Requirement: Omit every picture, then give all the entries again exactly.

Dataset records:
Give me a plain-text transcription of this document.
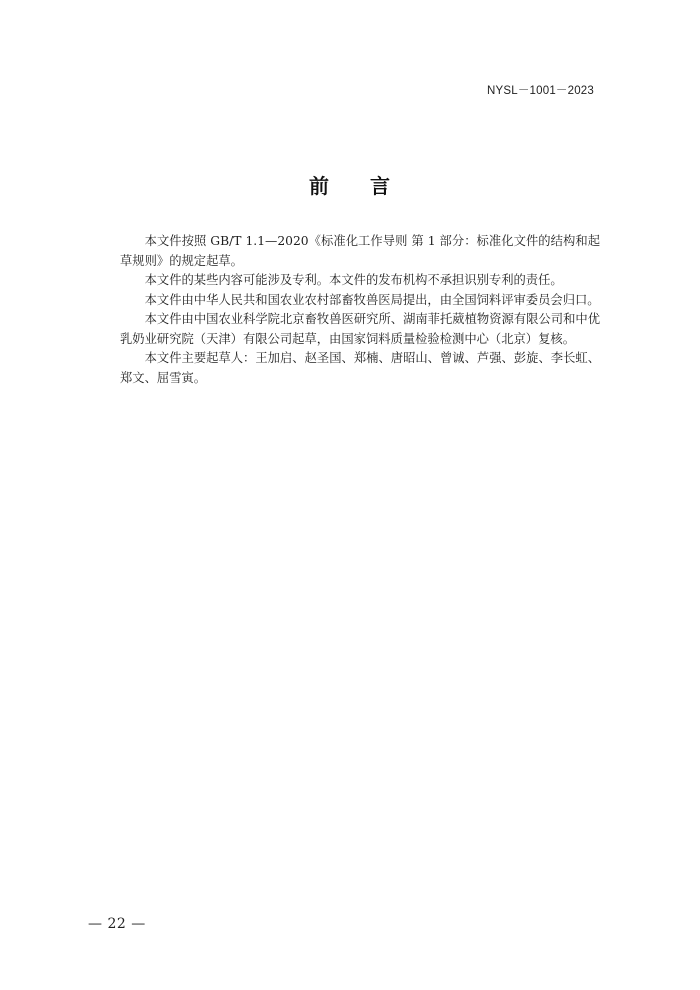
NYSL－1001－2023
前 言

本文件按照 GB/T 1.1—2020《标准化工作导则 第 1 部分：标准化文件的结构和起草规则》的规定起草。

本文件的某些内容可能涉及专利。本文件的发布机构不承担识别专利的责任。

本文件由中华人民共和国农业农村部畜牧兽医局提出，由全国饲料评审委员会归口。

本文件由中国农业科学院北京畜牧兽医研究所、湖南菲托葳植物资源有限公司和中优乳奶业研究院（天津）有限公司起草，由国家饲料质量检验检测中心（北京）复核。

本文件主要起草人：王加启、赵圣国、郑楠、唐昭山、曾诚、芦强、彭旋、李长虹、郑文、屈雪寅。

— 22 —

Response to the task:
Give me a plain-text transcription of this document.
NYSL－1001－2023
前 言

本文件按照 GB/T 1.1—2020《标准化工作导则 第 1 部分：标准化文件的结构和起草规则》的规定起草。

本文件的某些内容可能涉及专利。本文件的发布机构不承担识别专利的责任。

本文件由中华人民共和国农业农村部畜牧兽医局提出，由全国饲料评审委员会归口。

本文件由中国农业科学院北京畜牧兽医研究所、湖南菲托葳植物资源有限公司和中优乳奶业研究院（天津）有限公司起草，由国家饲料质量检验检测中心（北京）复核。

本文件主要起草人：王加启、赵圣国、郑楠、唐昭山、曾诚、芦强、彭旋、李长虹、郑文、屈雪寅。

— 22 —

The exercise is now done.